▶ **OBJECTIVE**
Look through the data below. Pick out the lines holding the string "PROCESAMIENTO".

▶ **PROVIDED RECORDS**

....

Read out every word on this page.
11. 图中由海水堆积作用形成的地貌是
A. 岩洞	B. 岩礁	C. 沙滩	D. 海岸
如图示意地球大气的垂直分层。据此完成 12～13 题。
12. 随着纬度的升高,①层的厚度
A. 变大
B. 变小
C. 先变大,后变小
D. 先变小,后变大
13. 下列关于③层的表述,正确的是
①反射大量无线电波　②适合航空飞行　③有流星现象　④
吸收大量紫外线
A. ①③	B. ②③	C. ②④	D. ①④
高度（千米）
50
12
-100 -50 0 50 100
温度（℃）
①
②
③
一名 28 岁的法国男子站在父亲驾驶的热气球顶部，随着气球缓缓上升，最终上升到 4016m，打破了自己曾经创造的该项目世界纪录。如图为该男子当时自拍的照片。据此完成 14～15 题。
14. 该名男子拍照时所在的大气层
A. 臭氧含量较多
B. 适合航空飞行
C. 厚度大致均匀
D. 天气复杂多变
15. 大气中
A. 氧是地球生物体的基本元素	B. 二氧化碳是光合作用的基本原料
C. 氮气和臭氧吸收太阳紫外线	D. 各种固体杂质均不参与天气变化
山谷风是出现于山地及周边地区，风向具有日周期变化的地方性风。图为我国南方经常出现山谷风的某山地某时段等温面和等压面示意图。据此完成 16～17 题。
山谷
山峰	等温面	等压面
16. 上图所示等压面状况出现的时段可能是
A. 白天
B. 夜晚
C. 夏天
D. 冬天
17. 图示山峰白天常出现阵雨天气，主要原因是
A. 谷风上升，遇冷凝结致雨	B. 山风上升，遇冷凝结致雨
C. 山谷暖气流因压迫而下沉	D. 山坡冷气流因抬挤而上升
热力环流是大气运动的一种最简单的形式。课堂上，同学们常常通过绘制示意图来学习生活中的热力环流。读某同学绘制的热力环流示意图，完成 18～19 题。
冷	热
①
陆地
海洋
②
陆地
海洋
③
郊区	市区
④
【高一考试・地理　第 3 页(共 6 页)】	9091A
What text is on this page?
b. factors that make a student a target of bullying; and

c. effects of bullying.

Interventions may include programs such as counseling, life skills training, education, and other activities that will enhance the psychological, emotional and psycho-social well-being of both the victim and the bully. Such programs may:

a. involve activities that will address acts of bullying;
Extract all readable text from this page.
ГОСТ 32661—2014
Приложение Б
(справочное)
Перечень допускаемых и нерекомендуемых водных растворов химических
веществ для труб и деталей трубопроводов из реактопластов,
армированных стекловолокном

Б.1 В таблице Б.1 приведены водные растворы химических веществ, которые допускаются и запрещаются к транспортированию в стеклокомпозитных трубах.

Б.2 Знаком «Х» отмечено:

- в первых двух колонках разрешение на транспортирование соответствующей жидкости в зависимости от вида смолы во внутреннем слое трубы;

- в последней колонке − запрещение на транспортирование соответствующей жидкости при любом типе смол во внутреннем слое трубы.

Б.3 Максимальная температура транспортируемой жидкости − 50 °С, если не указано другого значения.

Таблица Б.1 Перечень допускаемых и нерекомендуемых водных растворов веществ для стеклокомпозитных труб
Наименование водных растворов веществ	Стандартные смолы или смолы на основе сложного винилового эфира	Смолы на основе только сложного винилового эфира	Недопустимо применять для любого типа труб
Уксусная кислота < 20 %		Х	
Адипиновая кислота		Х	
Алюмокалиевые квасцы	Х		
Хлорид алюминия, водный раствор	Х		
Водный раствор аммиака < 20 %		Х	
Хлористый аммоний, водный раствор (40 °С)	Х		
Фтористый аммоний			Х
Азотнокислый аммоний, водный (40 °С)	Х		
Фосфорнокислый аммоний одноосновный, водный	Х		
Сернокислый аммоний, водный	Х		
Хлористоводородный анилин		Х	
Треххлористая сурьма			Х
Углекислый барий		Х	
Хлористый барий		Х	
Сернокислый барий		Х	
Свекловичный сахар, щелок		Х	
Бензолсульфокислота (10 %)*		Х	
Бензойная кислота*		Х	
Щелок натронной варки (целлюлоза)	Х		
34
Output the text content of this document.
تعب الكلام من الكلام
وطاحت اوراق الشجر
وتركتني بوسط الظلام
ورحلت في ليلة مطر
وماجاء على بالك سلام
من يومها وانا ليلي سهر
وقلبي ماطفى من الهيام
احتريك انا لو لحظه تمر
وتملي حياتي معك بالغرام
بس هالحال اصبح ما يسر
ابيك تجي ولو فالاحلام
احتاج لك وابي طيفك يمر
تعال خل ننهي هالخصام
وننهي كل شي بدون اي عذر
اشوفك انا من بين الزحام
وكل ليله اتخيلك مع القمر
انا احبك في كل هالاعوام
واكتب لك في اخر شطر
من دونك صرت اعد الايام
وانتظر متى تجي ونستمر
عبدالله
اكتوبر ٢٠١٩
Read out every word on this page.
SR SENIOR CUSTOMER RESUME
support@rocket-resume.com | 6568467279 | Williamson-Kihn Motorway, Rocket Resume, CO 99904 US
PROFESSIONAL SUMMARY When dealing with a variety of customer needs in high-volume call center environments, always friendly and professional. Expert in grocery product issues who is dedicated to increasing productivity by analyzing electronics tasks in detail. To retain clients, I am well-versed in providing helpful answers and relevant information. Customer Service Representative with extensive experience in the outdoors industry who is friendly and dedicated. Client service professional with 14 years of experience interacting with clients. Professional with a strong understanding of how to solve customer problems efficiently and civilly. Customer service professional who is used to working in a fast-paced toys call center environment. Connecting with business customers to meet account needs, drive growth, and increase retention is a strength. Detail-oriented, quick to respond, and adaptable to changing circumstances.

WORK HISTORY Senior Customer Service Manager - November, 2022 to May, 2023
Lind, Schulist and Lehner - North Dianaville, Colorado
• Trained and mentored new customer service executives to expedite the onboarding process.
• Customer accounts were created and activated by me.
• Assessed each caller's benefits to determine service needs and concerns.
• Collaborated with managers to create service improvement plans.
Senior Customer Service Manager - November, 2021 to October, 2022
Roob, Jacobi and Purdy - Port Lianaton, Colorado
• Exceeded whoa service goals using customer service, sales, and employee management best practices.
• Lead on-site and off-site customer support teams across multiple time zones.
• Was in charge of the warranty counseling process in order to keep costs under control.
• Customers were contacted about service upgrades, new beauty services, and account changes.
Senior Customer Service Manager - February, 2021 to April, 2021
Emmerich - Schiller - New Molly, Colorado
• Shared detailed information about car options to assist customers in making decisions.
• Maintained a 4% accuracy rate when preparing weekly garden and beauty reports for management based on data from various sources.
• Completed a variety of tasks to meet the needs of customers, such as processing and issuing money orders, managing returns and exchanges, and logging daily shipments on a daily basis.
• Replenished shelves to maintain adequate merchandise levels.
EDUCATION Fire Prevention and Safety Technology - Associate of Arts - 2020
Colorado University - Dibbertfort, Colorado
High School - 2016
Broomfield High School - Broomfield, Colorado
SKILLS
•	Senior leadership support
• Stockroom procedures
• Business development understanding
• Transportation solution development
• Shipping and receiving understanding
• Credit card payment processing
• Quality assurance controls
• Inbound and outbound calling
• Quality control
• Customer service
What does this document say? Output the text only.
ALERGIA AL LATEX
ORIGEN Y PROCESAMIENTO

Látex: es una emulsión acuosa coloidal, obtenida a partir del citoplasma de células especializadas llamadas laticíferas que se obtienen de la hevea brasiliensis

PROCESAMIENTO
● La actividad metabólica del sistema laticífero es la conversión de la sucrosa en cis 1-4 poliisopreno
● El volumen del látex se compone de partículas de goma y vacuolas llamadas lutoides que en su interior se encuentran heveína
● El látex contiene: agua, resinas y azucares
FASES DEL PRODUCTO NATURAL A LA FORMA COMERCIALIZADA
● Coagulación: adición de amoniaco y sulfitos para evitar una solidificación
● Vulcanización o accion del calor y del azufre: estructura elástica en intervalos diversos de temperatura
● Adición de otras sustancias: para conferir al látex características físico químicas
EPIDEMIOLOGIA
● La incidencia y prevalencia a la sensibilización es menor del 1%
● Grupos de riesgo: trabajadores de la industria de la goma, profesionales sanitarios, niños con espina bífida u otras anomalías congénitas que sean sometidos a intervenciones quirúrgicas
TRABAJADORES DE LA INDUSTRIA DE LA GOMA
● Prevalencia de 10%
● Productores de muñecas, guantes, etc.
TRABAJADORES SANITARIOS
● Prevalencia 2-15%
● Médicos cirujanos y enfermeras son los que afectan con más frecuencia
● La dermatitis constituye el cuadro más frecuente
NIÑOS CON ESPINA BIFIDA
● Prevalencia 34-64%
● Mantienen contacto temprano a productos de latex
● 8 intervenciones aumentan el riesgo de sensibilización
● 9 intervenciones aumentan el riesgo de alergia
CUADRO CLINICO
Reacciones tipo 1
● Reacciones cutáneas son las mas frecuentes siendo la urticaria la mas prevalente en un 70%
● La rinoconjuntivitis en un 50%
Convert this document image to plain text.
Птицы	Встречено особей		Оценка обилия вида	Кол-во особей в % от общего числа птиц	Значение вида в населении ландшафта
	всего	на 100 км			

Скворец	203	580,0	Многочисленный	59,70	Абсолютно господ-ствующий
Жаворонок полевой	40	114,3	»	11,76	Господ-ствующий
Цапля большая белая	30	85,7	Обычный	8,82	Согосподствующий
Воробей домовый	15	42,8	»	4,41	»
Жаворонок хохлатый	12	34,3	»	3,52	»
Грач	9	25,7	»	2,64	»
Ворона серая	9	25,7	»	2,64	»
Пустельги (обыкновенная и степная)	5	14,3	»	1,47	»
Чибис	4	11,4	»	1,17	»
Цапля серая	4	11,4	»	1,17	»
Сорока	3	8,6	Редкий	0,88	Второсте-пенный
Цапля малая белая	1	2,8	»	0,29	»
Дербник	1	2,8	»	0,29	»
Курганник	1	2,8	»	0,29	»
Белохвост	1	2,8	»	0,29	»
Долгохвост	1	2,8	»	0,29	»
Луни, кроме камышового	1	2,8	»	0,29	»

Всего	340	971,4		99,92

....

▶ **TASK OUTPUT**
ORIGEN Y PROCESAMIENTO
PROCESAMIENTO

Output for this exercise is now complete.